● SOURCE RECORDS:
▼

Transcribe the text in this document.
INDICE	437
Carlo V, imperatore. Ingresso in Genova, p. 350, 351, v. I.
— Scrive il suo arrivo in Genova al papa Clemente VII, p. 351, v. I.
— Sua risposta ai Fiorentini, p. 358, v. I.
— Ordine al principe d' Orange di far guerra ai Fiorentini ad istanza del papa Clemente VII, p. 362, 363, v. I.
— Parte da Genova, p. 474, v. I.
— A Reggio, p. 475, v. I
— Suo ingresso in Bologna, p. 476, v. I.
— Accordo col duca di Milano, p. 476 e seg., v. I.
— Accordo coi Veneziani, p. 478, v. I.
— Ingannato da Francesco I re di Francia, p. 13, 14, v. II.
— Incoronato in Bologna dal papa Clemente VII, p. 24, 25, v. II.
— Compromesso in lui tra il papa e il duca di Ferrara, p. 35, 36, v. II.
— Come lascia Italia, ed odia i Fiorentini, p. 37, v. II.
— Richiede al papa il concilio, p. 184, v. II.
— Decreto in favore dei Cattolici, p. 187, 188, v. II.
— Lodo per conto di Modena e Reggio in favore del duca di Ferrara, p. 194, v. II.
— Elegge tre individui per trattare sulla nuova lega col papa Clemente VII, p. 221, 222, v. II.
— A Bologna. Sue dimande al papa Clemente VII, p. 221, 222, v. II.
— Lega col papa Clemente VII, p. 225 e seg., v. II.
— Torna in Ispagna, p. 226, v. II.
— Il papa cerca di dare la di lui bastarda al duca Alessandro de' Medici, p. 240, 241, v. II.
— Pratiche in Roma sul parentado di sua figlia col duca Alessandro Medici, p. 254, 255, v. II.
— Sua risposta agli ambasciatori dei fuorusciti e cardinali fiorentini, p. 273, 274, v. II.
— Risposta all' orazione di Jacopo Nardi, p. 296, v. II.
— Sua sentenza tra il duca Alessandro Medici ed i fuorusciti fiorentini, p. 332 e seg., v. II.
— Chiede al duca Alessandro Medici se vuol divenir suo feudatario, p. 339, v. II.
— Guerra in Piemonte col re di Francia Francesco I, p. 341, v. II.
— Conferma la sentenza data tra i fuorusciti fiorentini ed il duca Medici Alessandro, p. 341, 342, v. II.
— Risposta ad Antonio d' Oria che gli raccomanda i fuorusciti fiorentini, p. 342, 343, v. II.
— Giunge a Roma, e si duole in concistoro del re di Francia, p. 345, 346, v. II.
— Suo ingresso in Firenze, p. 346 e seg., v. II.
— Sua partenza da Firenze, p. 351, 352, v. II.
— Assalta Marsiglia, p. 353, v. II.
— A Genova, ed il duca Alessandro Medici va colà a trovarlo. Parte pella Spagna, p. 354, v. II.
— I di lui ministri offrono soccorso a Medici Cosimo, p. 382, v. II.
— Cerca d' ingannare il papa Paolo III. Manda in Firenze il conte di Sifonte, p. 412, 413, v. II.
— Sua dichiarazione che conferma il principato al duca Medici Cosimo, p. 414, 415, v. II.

▲

● THE PROBLEM: From the listing above, collect every line that mentions the word "favore".

● FINAL RESULT:
— Decreto in favore dei Cattolici, p. 187, 188, v. II.
— Lodo per conto di Modena e Reggio in favore del duca di Ferrara, p. 194, v. II.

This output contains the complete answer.